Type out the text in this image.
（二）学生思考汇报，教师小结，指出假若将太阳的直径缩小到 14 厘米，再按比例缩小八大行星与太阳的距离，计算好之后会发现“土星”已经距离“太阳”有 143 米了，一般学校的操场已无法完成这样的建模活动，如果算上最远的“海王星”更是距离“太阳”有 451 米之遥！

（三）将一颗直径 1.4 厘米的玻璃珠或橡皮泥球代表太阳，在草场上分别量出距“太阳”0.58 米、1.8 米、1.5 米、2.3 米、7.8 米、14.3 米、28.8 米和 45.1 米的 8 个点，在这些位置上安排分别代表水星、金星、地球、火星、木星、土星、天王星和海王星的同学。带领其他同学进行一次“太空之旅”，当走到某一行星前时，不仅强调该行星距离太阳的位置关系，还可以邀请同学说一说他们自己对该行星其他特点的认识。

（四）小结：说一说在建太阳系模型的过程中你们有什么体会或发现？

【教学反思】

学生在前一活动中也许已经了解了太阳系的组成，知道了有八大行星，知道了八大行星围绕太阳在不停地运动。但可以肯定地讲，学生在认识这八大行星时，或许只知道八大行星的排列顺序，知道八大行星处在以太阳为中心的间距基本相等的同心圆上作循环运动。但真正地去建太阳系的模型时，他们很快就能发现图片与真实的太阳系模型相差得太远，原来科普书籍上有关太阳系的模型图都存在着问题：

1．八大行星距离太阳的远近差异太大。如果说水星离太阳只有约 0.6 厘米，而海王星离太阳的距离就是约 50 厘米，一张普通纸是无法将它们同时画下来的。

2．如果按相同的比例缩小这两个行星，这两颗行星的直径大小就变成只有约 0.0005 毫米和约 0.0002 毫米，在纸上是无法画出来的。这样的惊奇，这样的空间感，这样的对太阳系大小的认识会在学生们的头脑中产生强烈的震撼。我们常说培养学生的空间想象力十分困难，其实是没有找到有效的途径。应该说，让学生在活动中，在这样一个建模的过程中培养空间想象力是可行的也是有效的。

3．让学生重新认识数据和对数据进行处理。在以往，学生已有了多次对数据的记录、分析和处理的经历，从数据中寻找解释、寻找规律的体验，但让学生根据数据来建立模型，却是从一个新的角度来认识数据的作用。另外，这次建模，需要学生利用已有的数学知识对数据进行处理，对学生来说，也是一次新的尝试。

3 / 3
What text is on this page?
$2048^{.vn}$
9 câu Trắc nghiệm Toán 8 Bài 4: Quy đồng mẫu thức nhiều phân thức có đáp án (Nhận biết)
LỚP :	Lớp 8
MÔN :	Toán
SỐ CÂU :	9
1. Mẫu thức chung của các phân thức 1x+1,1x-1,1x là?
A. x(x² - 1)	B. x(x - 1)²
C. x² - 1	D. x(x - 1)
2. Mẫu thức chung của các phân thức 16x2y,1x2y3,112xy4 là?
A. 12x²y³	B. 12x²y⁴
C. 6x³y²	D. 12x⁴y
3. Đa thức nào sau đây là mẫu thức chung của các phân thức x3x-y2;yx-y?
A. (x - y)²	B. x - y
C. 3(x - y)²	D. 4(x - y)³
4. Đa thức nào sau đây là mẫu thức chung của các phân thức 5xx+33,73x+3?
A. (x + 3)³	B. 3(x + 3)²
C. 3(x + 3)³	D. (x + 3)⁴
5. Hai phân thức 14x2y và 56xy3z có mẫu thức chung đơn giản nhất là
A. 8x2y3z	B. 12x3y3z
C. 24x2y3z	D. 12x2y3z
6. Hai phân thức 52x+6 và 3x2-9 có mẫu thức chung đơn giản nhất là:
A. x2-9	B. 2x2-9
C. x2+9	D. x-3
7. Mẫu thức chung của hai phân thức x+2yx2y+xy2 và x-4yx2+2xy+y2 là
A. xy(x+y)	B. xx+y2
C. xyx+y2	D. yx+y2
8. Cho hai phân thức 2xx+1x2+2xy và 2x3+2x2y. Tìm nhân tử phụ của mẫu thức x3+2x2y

◇ ◇ ◇ ◇

→ **Exercise goal**: Reproduce the entries above in full, verbatim.

→ **Solution**:
Type out the text in this image.
（二）学生思考汇报，教师小结，指出假若将太阳的直径缩小到 14 厘米，再按比例缩小八大行星与太阳的距离，计算好之后会发现“土星”已经距离“太阳”有 143 米了，一般学校的操场已无法完成这样的建模活动，如果算上最远的“海王星”更是距离“太阳”有 451 米之遥！

（三）将一颗直径 1.4 厘米的玻璃珠或橡皮泥球代表太阳，在草场上分别量出距“太阳”0.58 米、1.8 米、1.5 米、2.3 米、7.8 米、14.3 米、28.8 米和 45.1 米的 8 个点，在这些位置上安排分别代表水星、金星、地球、火星、木星、土星、天王星和海王星的同学。带领其他同学进行一次“太空之旅”，当走到某一行星前时，不仅强调该行星距离太阳的位置关系，还可以邀请同学说一说他们自己对该行星其他特点的认识。

（四）小结：说一说在建太阳系模型的过程中你们有什么体会或发现？

【教学反思】

学生在前一活动中也许已经了解了太阳系的组成，知道了有八大行星，知道了八大行星围绕太阳在不停地运动。但可以肯定地讲，学生在认识这八大行星时，或许只知道八大行星的排列顺序，知道八大行星处在以太阳为中心的间距基本相等的同心圆上作循环运动。但真正地去建太阳系的模型时，他们很快就能发现图片与真实的太阳系模型相差得太远，原来科普书籍上有关太阳系的模型图都存在着问题：

1．八大行星距离太阳的远近差异太大。如果说水星离太阳只有约 0.6 厘米，而海王星离太阳的距离就是约 50 厘米，一张普通纸是无法将它们同时画下来的。

2．如果按相同的比例缩小这两个行星，这两颗行星的直径大小就变成只有约 0.0005 毫米和约 0.0002 毫米，在纸上是无法画出来的。这样的惊奇，这样的空间感，这样的对太阳系大小的认识会在学生们的头脑中产生强烈的震撼。我们常说培养学生的空间想象力十分困难，其实是没有找到有效的途径。应该说，让学生在活动中，在这样一个建模的过程中培养空间想象力是可行的也是有效的。

3．让学生重新认识数据和对数据进行处理。在以往，学生已有了多次对数据的记录、分析和处理的经历，从数据中寻找解释、寻找规律的体验，但让学生根据数据来建立模型，却是从一个新的角度来认识数据的作用。另外，这次建模，需要学生利用已有的数学知识对数据进行处理，对学生来说，也是一次新的尝试。

3 / 3
What text is on this page?
$2048^{.vn}$
9 câu Trắc nghiệm Toán 8 Bài 4: Quy đồng mẫu thức nhiều phân thức có đáp án (Nhận biết)
LỚP :	Lớp 8
MÔN :	Toán
SỐ CÂU :	9
1. Mẫu thức chung của các phân thức 1x+1,1x-1,1x là?
A. x(x² - 1)	B. x(x - 1)²
C. x² - 1	D. x(x - 1)
2. Mẫu thức chung của các phân thức 16x2y,1x2y3,112xy4 là?
A. 12x²y³	B. 12x²y⁴
C. 6x³y²	D. 12x⁴y
3. Đa thức nào sau đây là mẫu thức chung của các phân thức x3x-y2;yx-y?
A. (x - y)²	B. x - y
C. 3(x - y)²	D. 4(x - y)³
4. Đa thức nào sau đây là mẫu thức chung của các phân thức 5xx+33,73x+3?
A. (x + 3)³	B. 3(x + 3)²
C. 3(x + 3)³	D. (x + 3)⁴
5. Hai phân thức 14x2y và 56xy3z có mẫu thức chung đơn giản nhất là
A. 8x2y3z	B. 12x3y3z
C. 24x2y3z	D. 12x2y3z
6. Hai phân thức 52x+6 và 3x2-9 có mẫu thức chung đơn giản nhất là:
A. x2-9	B. 2x2-9
C. x2+9	D. x-3
7. Mẫu thức chung của hai phân thức x+2yx2y+xy2 và x-4yx2+2xy+y2 là
A. xy(x+y)	B. xx+y2
C. xyx+y2	D. yx+y2
8. Cho hai phân thức 2xx+1x2+2xy và 2x3+2x2y. Tìm nhân tử phụ của mẫu thức x3+2x2y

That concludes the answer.